■ **Your task**: Below is a block of records; repeat all of them exactly.

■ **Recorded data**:

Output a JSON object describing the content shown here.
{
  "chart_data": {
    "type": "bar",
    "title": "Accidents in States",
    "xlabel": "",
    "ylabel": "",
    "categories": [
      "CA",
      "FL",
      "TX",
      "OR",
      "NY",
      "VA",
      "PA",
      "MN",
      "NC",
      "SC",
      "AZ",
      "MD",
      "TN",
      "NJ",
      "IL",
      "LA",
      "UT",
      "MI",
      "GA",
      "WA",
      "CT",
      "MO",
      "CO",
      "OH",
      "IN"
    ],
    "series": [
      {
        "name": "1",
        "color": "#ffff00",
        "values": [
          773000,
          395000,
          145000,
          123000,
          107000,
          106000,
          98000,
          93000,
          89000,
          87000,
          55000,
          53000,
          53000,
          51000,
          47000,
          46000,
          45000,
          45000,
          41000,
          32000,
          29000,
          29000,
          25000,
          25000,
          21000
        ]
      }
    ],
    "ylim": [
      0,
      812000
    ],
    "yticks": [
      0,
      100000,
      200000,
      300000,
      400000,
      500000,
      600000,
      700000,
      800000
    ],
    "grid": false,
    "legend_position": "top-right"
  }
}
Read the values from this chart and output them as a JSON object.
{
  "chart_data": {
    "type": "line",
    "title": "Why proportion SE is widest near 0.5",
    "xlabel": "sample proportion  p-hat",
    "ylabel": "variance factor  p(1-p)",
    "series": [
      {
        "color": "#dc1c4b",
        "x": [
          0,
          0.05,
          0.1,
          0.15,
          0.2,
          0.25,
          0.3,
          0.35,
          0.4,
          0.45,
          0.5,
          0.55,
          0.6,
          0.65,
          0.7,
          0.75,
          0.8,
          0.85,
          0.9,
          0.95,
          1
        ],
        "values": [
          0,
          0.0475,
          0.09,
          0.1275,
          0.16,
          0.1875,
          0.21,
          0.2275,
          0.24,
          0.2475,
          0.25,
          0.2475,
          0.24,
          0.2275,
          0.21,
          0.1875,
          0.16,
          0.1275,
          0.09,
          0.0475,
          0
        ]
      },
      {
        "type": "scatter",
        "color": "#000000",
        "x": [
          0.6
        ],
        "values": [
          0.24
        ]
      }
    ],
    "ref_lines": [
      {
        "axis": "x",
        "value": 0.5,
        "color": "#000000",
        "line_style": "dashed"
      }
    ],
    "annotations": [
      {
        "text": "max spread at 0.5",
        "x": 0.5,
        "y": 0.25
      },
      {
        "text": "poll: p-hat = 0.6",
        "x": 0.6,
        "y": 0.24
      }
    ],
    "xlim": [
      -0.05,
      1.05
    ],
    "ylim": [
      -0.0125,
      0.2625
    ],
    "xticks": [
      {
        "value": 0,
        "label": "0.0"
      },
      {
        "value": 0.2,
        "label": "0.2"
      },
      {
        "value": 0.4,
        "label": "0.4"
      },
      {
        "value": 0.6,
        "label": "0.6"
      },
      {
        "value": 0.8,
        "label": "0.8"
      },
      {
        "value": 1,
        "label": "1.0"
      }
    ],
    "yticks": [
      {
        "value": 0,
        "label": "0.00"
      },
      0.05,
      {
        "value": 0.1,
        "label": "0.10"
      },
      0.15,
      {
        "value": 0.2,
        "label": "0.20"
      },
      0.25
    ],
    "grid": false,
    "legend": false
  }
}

■ **The answer**:
Output a JSON object describing the content shown here.
{
  "chart_data": {
    "type": "bar",
    "title": "Accidents in States",
    "xlabel": "",
    "ylabel": "",
    "categories": [
      "CA",
      "FL",
      "TX",
      "OR",
      "NY",
      "VA",
      "PA",
      "MN",
      "NC",
      "SC",
      "AZ",
      "MD",
      "TN",
      "NJ",
      "IL",
      "LA",
      "UT",
      "MI",
      "GA",
      "WA",
      "CT",
      "MO",
      "CO",
      "OH",
      "IN"
    ],
    "series": [
      {
        "name": "1",
        "color": "#ffff00",
        "values": [
          773000,
          395000,
          145000,
          123000,
          107000,
          106000,
          98000,
          93000,
          89000,
          87000,
          55000,
          53000,
          53000,
          51000,
          47000,
          46000,
          45000,
          45000,
          41000,
          32000,
          29000,
          29000,
          25000,
          25000,
          21000
        ]
      }
    ],
    "ylim": [
      0,
      812000
    ],
    "yticks": [
      0,
      100000,
      200000,
      300000,
      400000,
      500000,
      600000,
      700000,
      800000
    ],
    "grid": false,
    "legend_position": "top-right"
  }
}
Read the values from this chart and output them as a JSON object.
{
  "chart_data": {
    "type": "line",
    "title": "Why proportion SE is widest near 0.5",
    "xlabel": "sample proportion  p-hat",
    "ylabel": "variance factor  p(1-p)",
    "series": [
      {
        "color": "#dc1c4b",
        "x": [
          0,
          0.05,
          0.1,
          0.15,
          0.2,
          0.25,
          0.3,
          0.35,
          0.4,
          0.45,
          0.5,
          0.55,
          0.6,
          0.65,
          0.7,
          0.75,
          0.8,
          0.85,
          0.9,
          0.95,
          1
        ],
        "values": [
          0,
          0.0475,
          0.09,
          0.1275,
          0.16,
          0.1875,
          0.21,
          0.2275,
          0.24,
          0.2475,
          0.25,
          0.2475,
          0.24,
          0.2275,
          0.21,
          0.1875,
          0.16,
          0.1275,
          0.09,
          0.0475,
          0
        ]
      },
      {
        "type": "scatter",
        "color": "#000000",
        "x": [
          0.6
        ],
        "values": [
          0.24
        ]
      }
    ],
    "ref_lines": [
      {
        "axis": "x",
        "value": 0.5,
        "color": "#000000",
        "line_style": "dashed"
      }
    ],
    "annotations": [
      {
        "text": "max spread at 0.5",
        "x": 0.5,
        "y": 0.25
      },
      {
        "text": "poll: p-hat = 0.6",
        "x": 0.6,
        "y": 0.24
      }
    ],
    "xlim": [
      -0.05,
      1.05
    ],
    "ylim": [
      -0.0125,
      0.2625
    ],
    "xticks": [
      {
        "value": 0,
        "label": "0.0"
      },
      {
        "value": 0.2,
        "label": "0.2"
      },
      {
        "value": 0.4,
        "label": "0.4"
      },
      {
        "value": 0.6,
        "label": "0.6"
      },
      {
        "value": 0.8,
        "label": "0.8"
      },
      {
        "value": 1,
        "label": "1.0"
      }
    ],
    "yticks": [
      {
        "value": 0,
        "label": "0.00"
      },
      0.05,
      {
        "value": 0.1,
        "label": "0.10"
      },
      0.15,
      {
        "value": 0.2,
        "label": "0.20"
      },
      0.25
    ],
    "grid": false,
    "legend": false
  }
}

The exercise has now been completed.